• GIVEN DATA:
>> start

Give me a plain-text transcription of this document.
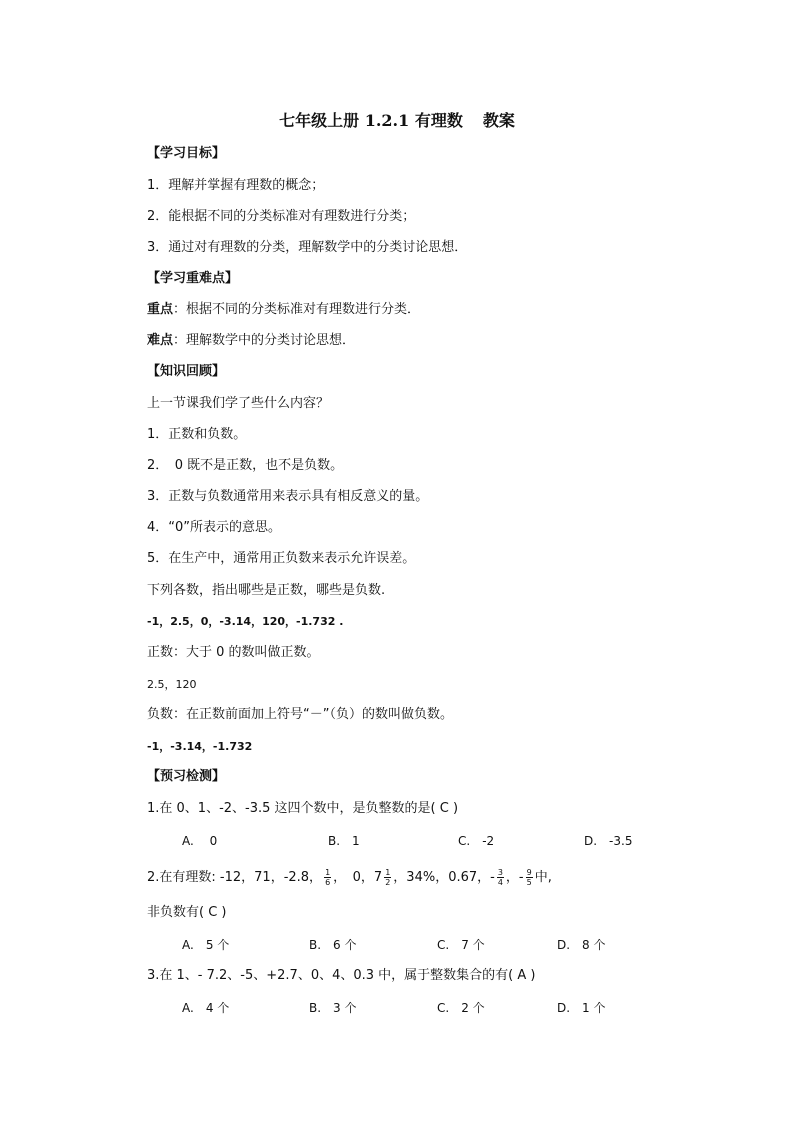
七年级上册 1.2.1 有理数 教案
【学习目标】
1．理解并掌握有理数的概念；
2．能根据不同的分类标准对有理数进行分类；
3．通过对有理数的分类，理解数学中的分类讨论思想．
【学习重难点】
重点：根据不同的分类标准对有理数进行分类．
难点：理解数学中的分类讨论思想．
【知识回顾】
上一节课我们学了些什么内容？
1．正数和负数。
2．　0 既不是正数，也不是负数。
3．正数与负数通常用来表示具有相反意义的量。
4．“0”所表示的意思。
5．在生产中，通常用正负数来表示允许误差。
下列各数，指出哪些是正数，哪些是负数.
-1，2.5，0，-3.14，120，-1.732 .
正数：大于 0 的数叫做正数。
2.5，120
负数：在正数前面加上符号“－”（负）的数叫做负数。
-1，-3.14，-1.732
【预习检测】
1.在 0、1、-2、-3.5 这四个数中，是负整数的是( C )
A.　 0	B.　1	C.　-2	D.　-3.5
2.在有理数: -12，71，-2.8， $\frac{1}{6}$ ，　0，$7 \frac{1}{2}$ ，34%，0.67，- $\frac{3}{4}$ ，- $\frac{9}{5}$ 中,
非负数有( C )
A.　5 个	B.　6 个	C.　7 个	D.　8 个
3.在 1、- 7.2、-5、+2.7、0、4、0.3 中，属于整数集合的有( A )
A.　4 个	B.　3 个	C.　2 个	D.　1 个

>> end

• DIRECTIVE:
Your task is an exact transcription of all the data, minus the pictures.

• OUTPUT OF THE TASK:
Give me a plain-text transcription of this document.
七年级上册 1.2.1 有理数 教案
【学习目标】
1．理解并掌握有理数的概念；
2．能根据不同的分类标准对有理数进行分类；
3．通过对有理数的分类，理解数学中的分类讨论思想．
【学习重难点】
重点：根据不同的分类标准对有理数进行分类．
难点：理解数学中的分类讨论思想．
【知识回顾】
上一节课我们学了些什么内容？
1．正数和负数。
2．　0 既不是正数，也不是负数。
3．正数与负数通常用来表示具有相反意义的量。
4．“0”所表示的意思。
5．在生产中，通常用正负数来表示允许误差。
下列各数，指出哪些是正数，哪些是负数.
-1，2.5，0，-3.14，120，-1.732 .
正数：大于 0 的数叫做正数。
2.5，120
负数：在正数前面加上符号“－”（负）的数叫做负数。
-1，-3.14，-1.732
【预习检测】
1.在 0、1、-2、-3.5 这四个数中，是负整数的是( C )
A.　 0	B.　1	C.　-2	D.　-3.5
2.在有理数: -12，71，-2.8， $\frac{1}{6}$ ，　0，$7 \frac{1}{2}$ ，34%，0.67，- $\frac{3}{4}$ ，- $\frac{9}{5}$ 中,
非负数有( C )
A.　5 个	B.　6 个	C.　7 个	D.　8 个
3.在 1、- 7.2、-5、+2.7、0、4、0.3 中，属于整数集合的有( A )
A.　4 个	B.　3 个	C.　2 个	D.　1 个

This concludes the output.